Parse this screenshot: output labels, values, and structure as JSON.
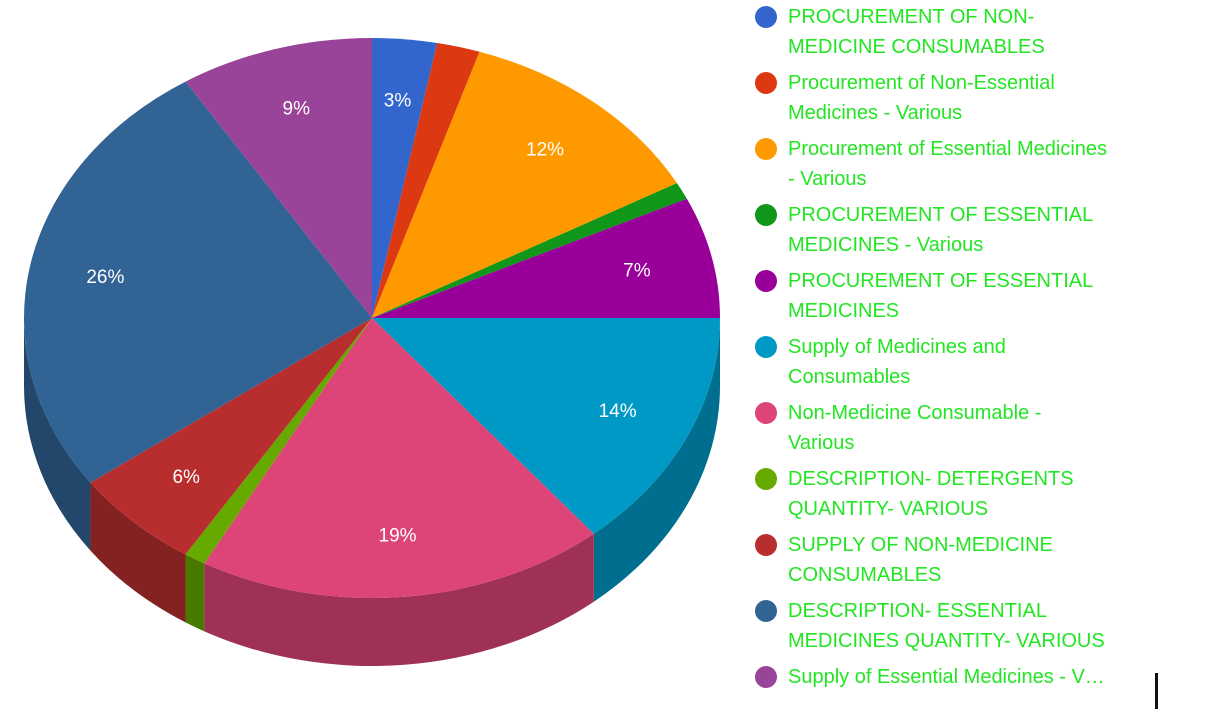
{
  "chart_data": {
    "type": "pie",
    "style": "3d",
    "slices": [
      {
        "label": "PROCUREMENT OF NON-MEDICINE CONSUMABLES",
        "value": 3,
        "value_label": "3%",
        "color": "#3366cc"
      },
      {
        "label": "Procurement of Non-Essential Medicines - Various",
        "value": 2,
        "value_label": "",
        "color": "#dc3912"
      },
      {
        "label": "Procurement of Essential Medicines - Various",
        "value": 12,
        "value_label": "12%",
        "color": "#ff9900"
      },
      {
        "label": "PROCUREMENT OF ESSENTIAL MEDICINES - Various",
        "value": 1,
        "value_label": "",
        "color": "#109618"
      },
      {
        "label": "PROCUREMENT OF ESSENTIAL MEDICINES",
        "value": 7,
        "value_label": "7%",
        "color": "#990099"
      },
      {
        "label": "Supply of Medicines and Consumables",
        "value": 14,
        "value_label": "14%",
        "color": "#0099c6"
      },
      {
        "label": "Non-Medicine Consumable - Various",
        "value": 19,
        "value_label": "19%",
        "color": "#dd4477"
      },
      {
        "label": "DESCRIPTION- DETERGENTS QUANTITY- VARIOUS",
        "value": 1,
        "value_label": "",
        "color": "#66aa00"
      },
      {
        "label": "SUPPLY OF NON-MEDICINE CONSUMABLES",
        "value": 6,
        "value_label": "6%",
        "color": "#b82e2e"
      },
      {
        "label": "DESCRIPTION- ESSENTIAL MEDICINES QUANTITY- VARIOUS",
        "value": 26,
        "value_label": "26%",
        "color": "#316395"
      },
      {
        "label": "Supply of Essential Medicines - Various",
        "value": 9,
        "value_label": "9%",
        "color": "#994499"
      }
    ],
    "legend": {
      "placement": "right",
      "text_color": "#22e622",
      "entries": [
        {
          "lines": [
            "PROCUREMENT OF NON-",
            "MEDICINE CONSUMABLES"
          ]
        },
        {
          "lines": [
            "Procurement of Non-Essential",
            "Medicines - Various"
          ]
        },
        {
          "lines": [
            "Procurement of Essential Medicines",
            "- Various"
          ]
        },
        {
          "lines": [
            "PROCUREMENT OF ESSENTIAL",
            "MEDICINES - Various"
          ]
        },
        {
          "lines": [
            "PROCUREMENT OF ESSENTIAL",
            "MEDICINES"
          ]
        },
        {
          "lines": [
            "Supply of Medicines and",
            "Consumables"
          ]
        },
        {
          "lines": [
            "Non-Medicine Consumable -",
            "Various"
          ]
        },
        {
          "lines": [
            "DESCRIPTION- DETERGENTS",
            "QUANTITY- VARIOUS"
          ]
        },
        {
          "lines": [
            "SUPPLY OF NON-MEDICINE",
            "CONSUMABLES"
          ]
        },
        {
          "lines": [
            "DESCRIPTION- ESSENTIAL",
            "MEDICINES QUANTITY- VARIOUS"
          ]
        },
        {
          "lines": [
            "Supply of Essential Medicines - V…"
          ]
        }
      ]
    }
  }
}
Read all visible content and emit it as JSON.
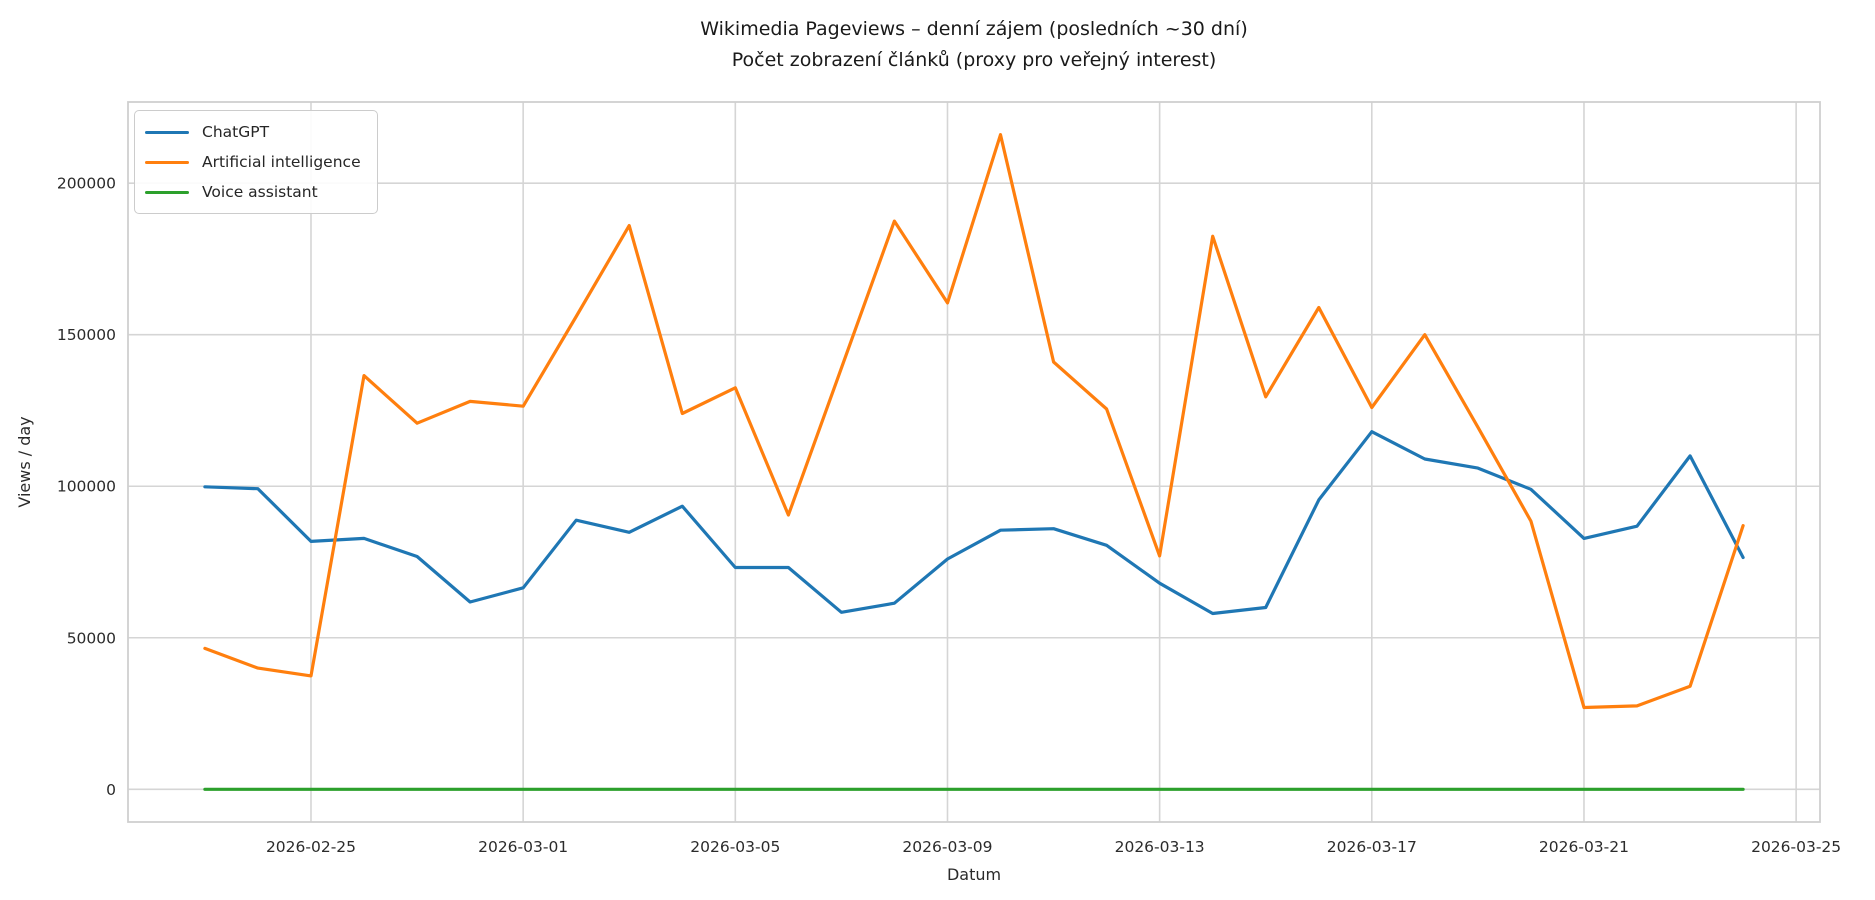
{
  "figure": {
    "title_line1": "Wikimedia Pageviews – denní zájem (posledních ~30 dní)",
    "title_line2": "Počet zobrazení článků (proxy pro veřejný interest)"
  },
  "chart_data": {
    "type": "line",
    "title": "Wikimedia Pageviews – denní zájem (posledních ~30 dní)",
    "subtitle": "Počet zobrazení článků (proxy pro veřejný interest)",
    "xlabel": "Datum",
    "ylabel": "Views / day",
    "grid": true,
    "legend_position": "upper left",
    "background": "#ffffff",
    "grid_color": "#d5d5d5",
    "spine_color": "#cfcfcf",
    "tick_label_color": "#2b2b2b",
    "x": [
      "2026-02-23",
      "2026-02-24",
      "2026-02-25",
      "2026-02-26",
      "2026-02-27",
      "2026-02-28",
      "2026-03-01",
      "2026-03-02",
      "2026-03-03",
      "2026-03-04",
      "2026-03-05",
      "2026-03-06",
      "2026-03-07",
      "2026-03-08",
      "2026-03-09",
      "2026-03-10",
      "2026-03-11",
      "2026-03-12",
      "2026-03-13",
      "2026-03-14",
      "2026-03-15",
      "2026-03-16",
      "2026-03-17",
      "2026-03-18",
      "2026-03-19",
      "2026-03-20",
      "2026-03-21",
      "2026-03-22",
      "2026-03-23",
      "2026-03-24"
    ],
    "series": [
      {
        "name": "ChatGPT",
        "color": "#1f77b4",
        "values": [
          99800,
          99200,
          81800,
          82800,
          76800,
          61800,
          66500,
          88800,
          84800,
          93400,
          73200,
          73200,
          58400,
          61400,
          76000,
          85500,
          86000,
          80500,
          68000,
          58000,
          60000,
          95500,
          118000,
          109000,
          106000,
          99000,
          82800,
          86800,
          110000,
          76500
        ]
      },
      {
        "name": "Artificial intelligence",
        "color": "#ff7f0e",
        "values": [
          46500,
          40000,
          37400,
          136500,
          120800,
          128000,
          126400,
          156000,
          186000,
          124000,
          132500,
          90500,
          139000,
          187500,
          160500,
          216000,
          141000,
          125500,
          77000,
          182500,
          129500,
          159000,
          126000,
          150000,
          119500,
          88500,
          27000,
          27500,
          34000,
          87000
        ]
      },
      {
        "name": "Voice assistant",
        "color": "#2ca02c",
        "values": [
          0,
          0,
          0,
          0,
          0,
          0,
          0,
          0,
          0,
          0,
          0,
          0,
          0,
          0,
          0,
          0,
          0,
          0,
          0,
          0,
          0,
          0,
          0,
          0,
          0,
          0,
          0,
          0,
          0,
          0
        ]
      }
    ],
    "x_ticks": [
      "2026-02-25",
      "2026-03-01",
      "2026-03-05",
      "2026-03-09",
      "2026-03-13",
      "2026-03-17",
      "2026-03-21",
      "2026-03-25"
    ],
    "y_ticks": [
      0,
      50000,
      100000,
      150000,
      200000
    ],
    "ylim": [
      -10800,
      226800
    ],
    "x_margin_days": 1.45
  }
}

* [Exercise]: Write every entry out again exactly, dropping the pictures.

* [Written reply]:
Parse this screenshot: output labels, values, and structure as JSON.
{
  "chart_data": {
    "type": "pie",
    "style": "3d",
    "slices": [
      {
        "label": "PROCUREMENT OF NON-MEDICINE CONSUMABLES",
        "value": 3,
        "value_label": "3%",
        "color": "#3366cc"
      },
      {
        "label": "Procurement of Non-Essential Medicines - Various",
        "value": 2,
        "value_label": "",
        "color": "#dc3912"
      },
      {
        "label": "Procurement of Essential Medicines - Various",
        "value": 12,
        "value_label": "12%",
        "color": "#ff9900"
      },
      {
        "label": "PROCUREMENT OF ESSENTIAL MEDICINES - Various",
        "value": 1,
        "value_label": "",
        "color": "#109618"
      },
      {
        "label": "PROCUREMENT OF ESSENTIAL MEDICINES",
        "value": 7,
        "value_label": "7%",
        "color": "#990099"
      },
      {
        "label": "Supply of Medicines and Consumables",
        "value": 14,
        "value_label": "14%",
        "color": "#0099c6"
      },
      {
        "label": "Non-Medicine Consumable - Various",
        "value": 19,
        "value_label": "19%",
        "color": "#dd4477"
      },
      {
        "label": "DESCRIPTION- DETERGENTS QUANTITY- VARIOUS",
        "value": 1,
        "value_label": "",
        "color": "#66aa00"
      },
      {
        "label": "SUPPLY OF NON-MEDICINE CONSUMABLES",
        "value": 6,
        "value_label": "6%",
        "color": "#b82e2e"
      },
      {
        "label": "DESCRIPTION- ESSENTIAL MEDICINES QUANTITY- VARIOUS",
        "value": 26,
        "value_label": "26%",
        "color": "#316395"
      },
      {
        "label": "Supply of Essential Medicines - Various",
        "value": 9,
        "value_label": "9%",
        "color": "#994499"
      }
    ],
    "legend": {
      "placement": "right",
      "text_color": "#22e622",
      "entries": [
        {
          "lines": [
            "PROCUREMENT OF NON-",
            "MEDICINE CONSUMABLES"
          ]
        },
        {
          "lines": [
            "Procurement of Non-Essential",
            "Medicines - Various"
          ]
        },
        {
          "lines": [
            "Procurement of Essential Medicines",
            "- Various"
          ]
        },
        {
          "lines": [
            "PROCUREMENT OF ESSENTIAL",
            "MEDICINES - Various"
          ]
        },
        {
          "lines": [
            "PROCUREMENT OF ESSENTIAL",
            "MEDICINES"
          ]
        },
        {
          "lines": [
            "Supply of Medicines and",
            "Consumables"
          ]
        },
        {
          "lines": [
            "Non-Medicine Consumable -",
            "Various"
          ]
        },
        {
          "lines": [
            "DESCRIPTION- DETERGENTS",
            "QUANTITY- VARIOUS"
          ]
        },
        {
          "lines": [
            "SUPPLY OF NON-MEDICINE",
            "CONSUMABLES"
          ]
        },
        {
          "lines": [
            "DESCRIPTION- ESSENTIAL",
            "MEDICINES QUANTITY- VARIOUS"
          ]
        },
        {
          "lines": [
            "Supply of Essential Medicines - V…"
          ]
        }
      ]
    }
  }
}
Read all visible content and emit it as JSON.
{
  "figure": {
    "title_line1": "Wikimedia Pageviews – denní zájem (posledních ~30 dní)",
    "title_line2": "Počet zobrazení článků (proxy pro veřejný interest)"
  },
  "chart_data": {
    "type": "line",
    "title": "Wikimedia Pageviews – denní zájem (posledních ~30 dní)",
    "subtitle": "Počet zobrazení článků (proxy pro veřejný interest)",
    "xlabel": "Datum",
    "ylabel": "Views / day",
    "grid": true,
    "legend_position": "upper left",
    "background": "#ffffff",
    "grid_color": "#d5d5d5",
    "spine_color": "#cfcfcf",
    "tick_label_color": "#2b2b2b",
    "x": [
      "2026-02-23",
      "2026-02-24",
      "2026-02-25",
      "2026-02-26",
      "2026-02-27",
      "2026-02-28",
      "2026-03-01",
      "2026-03-02",
      "2026-03-03",
      "2026-03-04",
      "2026-03-05",
      "2026-03-06",
      "2026-03-07",
      "2026-03-08",
      "2026-03-09",
      "2026-03-10",
      "2026-03-11",
      "2026-03-12",
      "2026-03-13",
      "2026-03-14",
      "2026-03-15",
      "2026-03-16",
      "2026-03-17",
      "2026-03-18",
      "2026-03-19",
      "2026-03-20",
      "2026-03-21",
      "2026-03-22",
      "2026-03-23",
      "2026-03-24"
    ],
    "series": [
      {
        "name": "ChatGPT",
        "color": "#1f77b4",
        "values": [
          99800,
          99200,
          81800,
          82800,
          76800,
          61800,
          66500,
          88800,
          84800,
          93400,
          73200,
          73200,
          58400,
          61400,
          76000,
          85500,
          86000,
          80500,
          68000,
          58000,
          60000,
          95500,
          118000,
          109000,
          106000,
          99000,
          82800,
          86800,
          110000,
          76500
        ]
      },
      {
        "name": "Artificial intelligence",
        "color": "#ff7f0e",
        "values": [
          46500,
          40000,
          37400,
          136500,
          120800,
          128000,
          126400,
          156000,
          186000,
          124000,
          132500,
          90500,
          139000,
          187500,
          160500,
          216000,
          141000,
          125500,
          77000,
          182500,
          129500,
          159000,
          126000,
          150000,
          119500,
          88500,
          27000,
          27500,
          34000,
          87000
        ]
      },
      {
        "name": "Voice assistant",
        "color": "#2ca02c",
        "values": [
          0,
          0,
          0,
          0,
          0,
          0,
          0,
          0,
          0,
          0,
          0,
          0,
          0,
          0,
          0,
          0,
          0,
          0,
          0,
          0,
          0,
          0,
          0,
          0,
          0,
          0,
          0,
          0,
          0,
          0
        ]
      }
    ],
    "x_ticks": [
      "2026-02-25",
      "2026-03-01",
      "2026-03-05",
      "2026-03-09",
      "2026-03-13",
      "2026-03-17",
      "2026-03-21",
      "2026-03-25"
    ],
    "y_ticks": [
      0,
      50000,
      100000,
      150000,
      200000
    ],
    "ylim": [
      -10800,
      226800
    ],
    "x_margin_days": 1.45
  }
}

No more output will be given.